# Start of SOURCE MATERIAL

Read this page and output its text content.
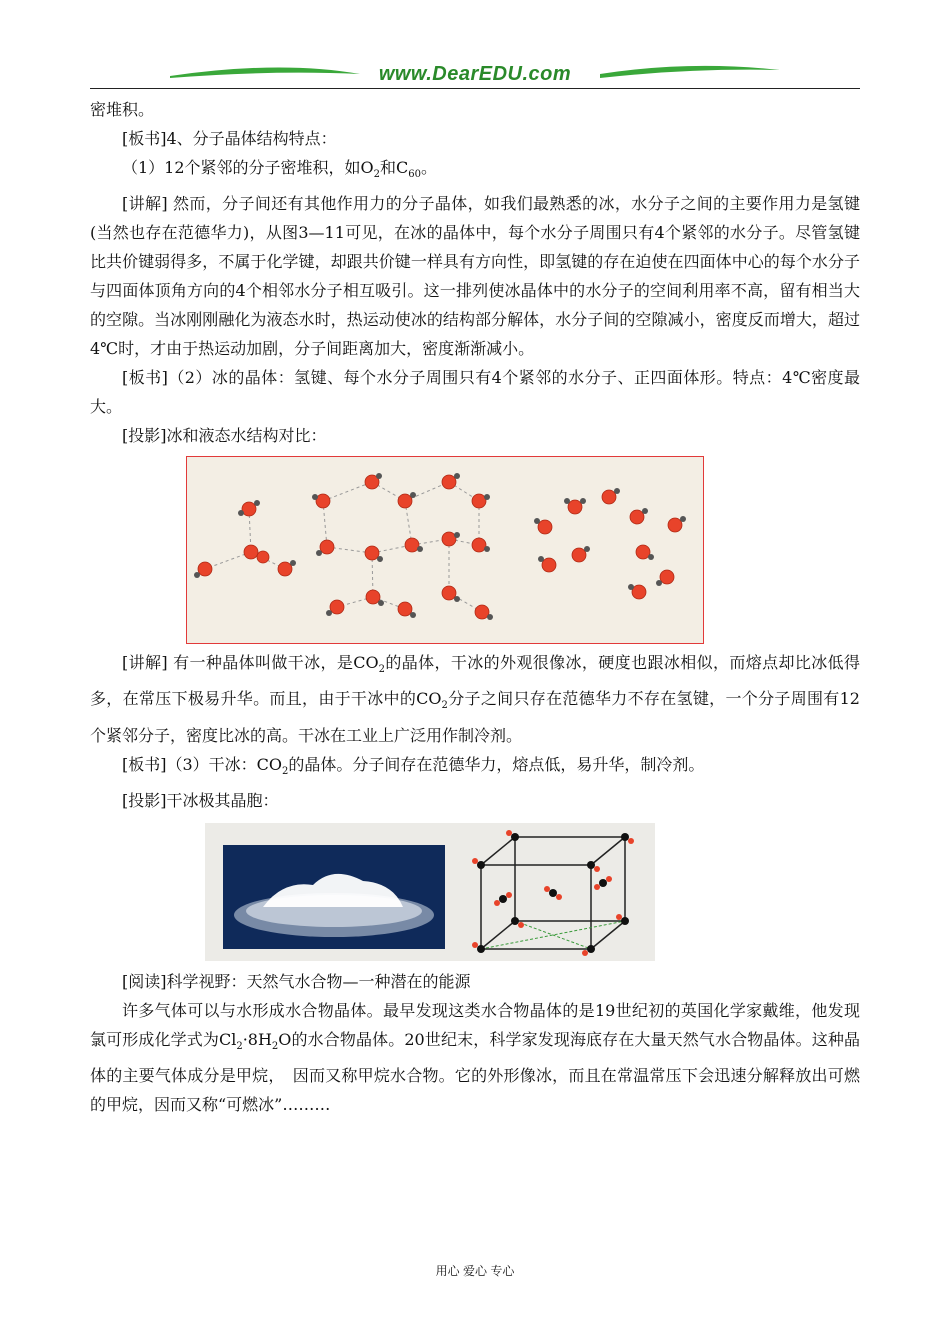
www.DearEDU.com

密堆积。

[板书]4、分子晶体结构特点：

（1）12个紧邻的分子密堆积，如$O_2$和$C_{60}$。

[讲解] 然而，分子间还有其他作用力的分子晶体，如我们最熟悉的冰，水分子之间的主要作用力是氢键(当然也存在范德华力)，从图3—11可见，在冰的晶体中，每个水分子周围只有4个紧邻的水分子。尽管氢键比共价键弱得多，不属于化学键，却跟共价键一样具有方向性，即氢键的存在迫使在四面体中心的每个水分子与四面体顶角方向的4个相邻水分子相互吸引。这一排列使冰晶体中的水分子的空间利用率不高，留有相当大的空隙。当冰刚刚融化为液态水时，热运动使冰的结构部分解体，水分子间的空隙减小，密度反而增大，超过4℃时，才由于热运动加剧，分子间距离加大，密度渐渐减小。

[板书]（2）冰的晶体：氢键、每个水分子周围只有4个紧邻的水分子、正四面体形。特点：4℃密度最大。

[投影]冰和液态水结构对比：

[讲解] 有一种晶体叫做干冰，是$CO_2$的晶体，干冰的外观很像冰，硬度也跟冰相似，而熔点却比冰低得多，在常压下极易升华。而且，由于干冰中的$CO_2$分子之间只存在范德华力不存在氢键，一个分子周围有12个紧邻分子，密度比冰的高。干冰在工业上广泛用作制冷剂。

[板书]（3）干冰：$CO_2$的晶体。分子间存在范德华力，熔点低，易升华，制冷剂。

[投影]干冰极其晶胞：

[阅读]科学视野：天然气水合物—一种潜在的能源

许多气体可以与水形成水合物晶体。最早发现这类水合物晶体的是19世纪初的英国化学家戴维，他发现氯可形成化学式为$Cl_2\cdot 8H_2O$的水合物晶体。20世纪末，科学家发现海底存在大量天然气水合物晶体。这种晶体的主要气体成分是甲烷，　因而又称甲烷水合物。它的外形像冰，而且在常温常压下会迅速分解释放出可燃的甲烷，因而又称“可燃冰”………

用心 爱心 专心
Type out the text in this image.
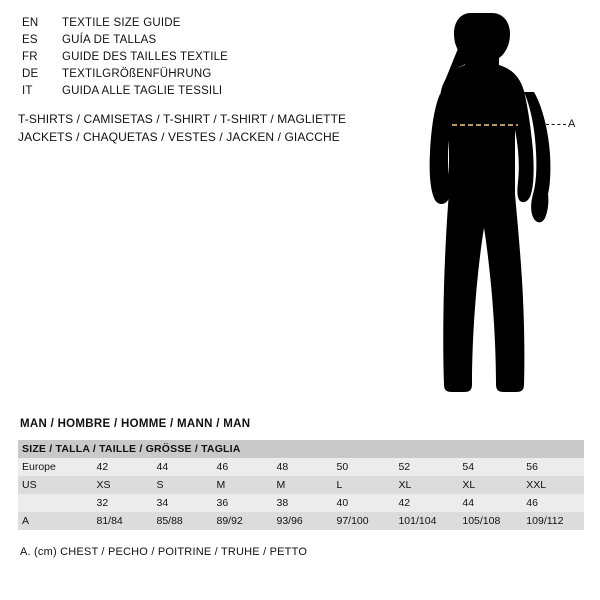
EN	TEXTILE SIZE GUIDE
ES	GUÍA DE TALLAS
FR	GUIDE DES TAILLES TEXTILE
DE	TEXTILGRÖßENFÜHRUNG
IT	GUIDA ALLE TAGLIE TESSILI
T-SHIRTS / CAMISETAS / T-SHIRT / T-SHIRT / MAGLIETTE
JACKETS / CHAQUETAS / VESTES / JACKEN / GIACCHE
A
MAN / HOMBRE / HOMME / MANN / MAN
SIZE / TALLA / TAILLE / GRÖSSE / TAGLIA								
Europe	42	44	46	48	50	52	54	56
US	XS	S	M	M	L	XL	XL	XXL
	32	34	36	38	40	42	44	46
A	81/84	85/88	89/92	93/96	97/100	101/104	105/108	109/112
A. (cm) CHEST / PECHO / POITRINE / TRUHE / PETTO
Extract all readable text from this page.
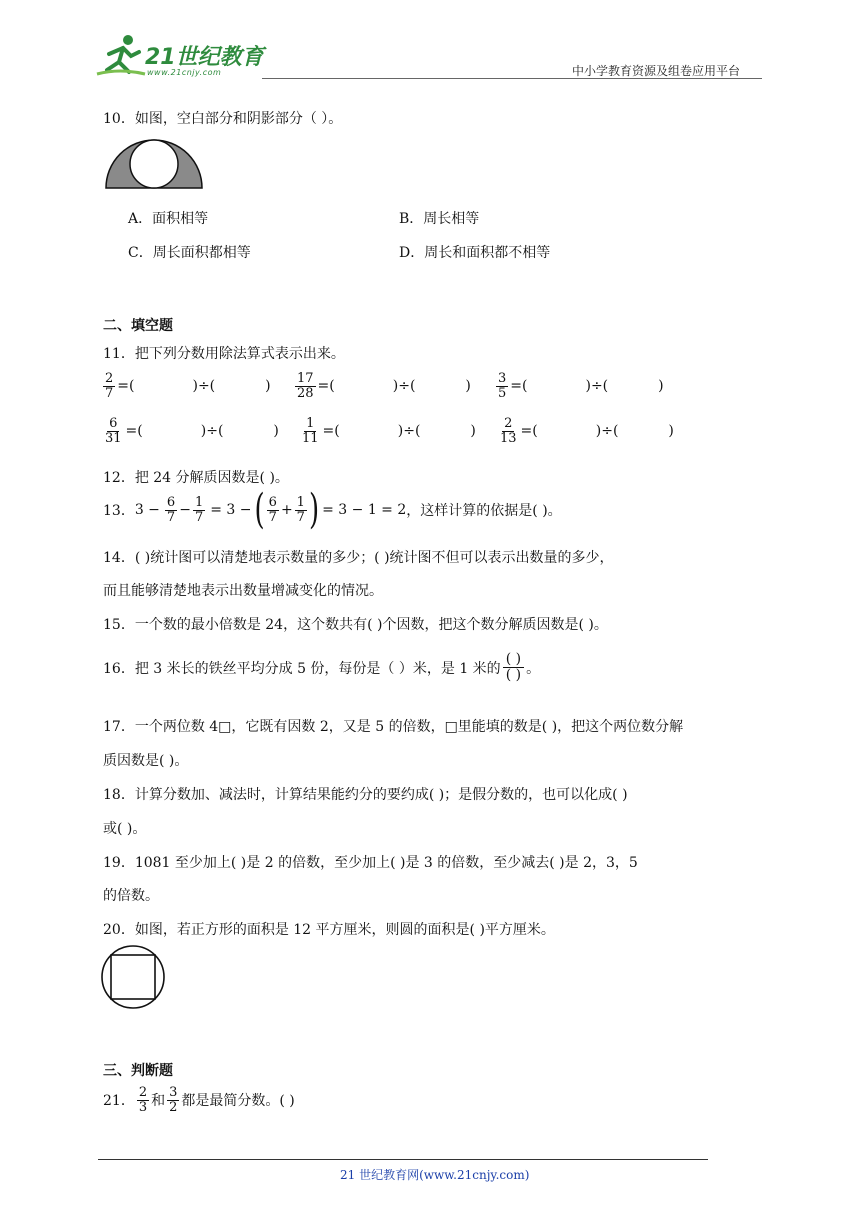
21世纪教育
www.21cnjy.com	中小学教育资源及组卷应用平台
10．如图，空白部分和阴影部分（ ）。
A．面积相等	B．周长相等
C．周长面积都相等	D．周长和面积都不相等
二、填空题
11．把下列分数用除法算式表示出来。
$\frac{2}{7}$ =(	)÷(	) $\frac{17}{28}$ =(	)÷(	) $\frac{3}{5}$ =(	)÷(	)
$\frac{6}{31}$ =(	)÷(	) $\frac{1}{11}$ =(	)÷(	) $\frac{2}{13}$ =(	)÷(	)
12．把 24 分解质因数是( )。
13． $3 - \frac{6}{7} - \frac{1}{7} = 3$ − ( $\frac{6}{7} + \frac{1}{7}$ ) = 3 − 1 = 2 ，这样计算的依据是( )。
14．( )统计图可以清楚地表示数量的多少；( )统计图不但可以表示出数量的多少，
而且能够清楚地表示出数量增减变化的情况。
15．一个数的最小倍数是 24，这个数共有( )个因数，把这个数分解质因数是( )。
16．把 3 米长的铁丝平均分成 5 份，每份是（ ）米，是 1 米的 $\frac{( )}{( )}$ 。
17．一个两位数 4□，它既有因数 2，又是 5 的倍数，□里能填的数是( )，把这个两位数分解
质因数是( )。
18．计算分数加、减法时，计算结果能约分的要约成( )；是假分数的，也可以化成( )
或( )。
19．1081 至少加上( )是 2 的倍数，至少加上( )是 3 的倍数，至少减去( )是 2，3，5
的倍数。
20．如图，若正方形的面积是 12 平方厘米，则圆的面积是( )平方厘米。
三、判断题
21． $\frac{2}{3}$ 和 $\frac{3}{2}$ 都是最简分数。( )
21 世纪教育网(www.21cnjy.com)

# End of SOURCE MATERIAL

TASK TO CARRY OUT: Look through the data above. Each line containing the word "TEXTILE" needs to be copied.

TASK SOLUTION:
EN	TEXTILE SIZE GUIDE
FR	GUIDE DES TAILLES TEXTILE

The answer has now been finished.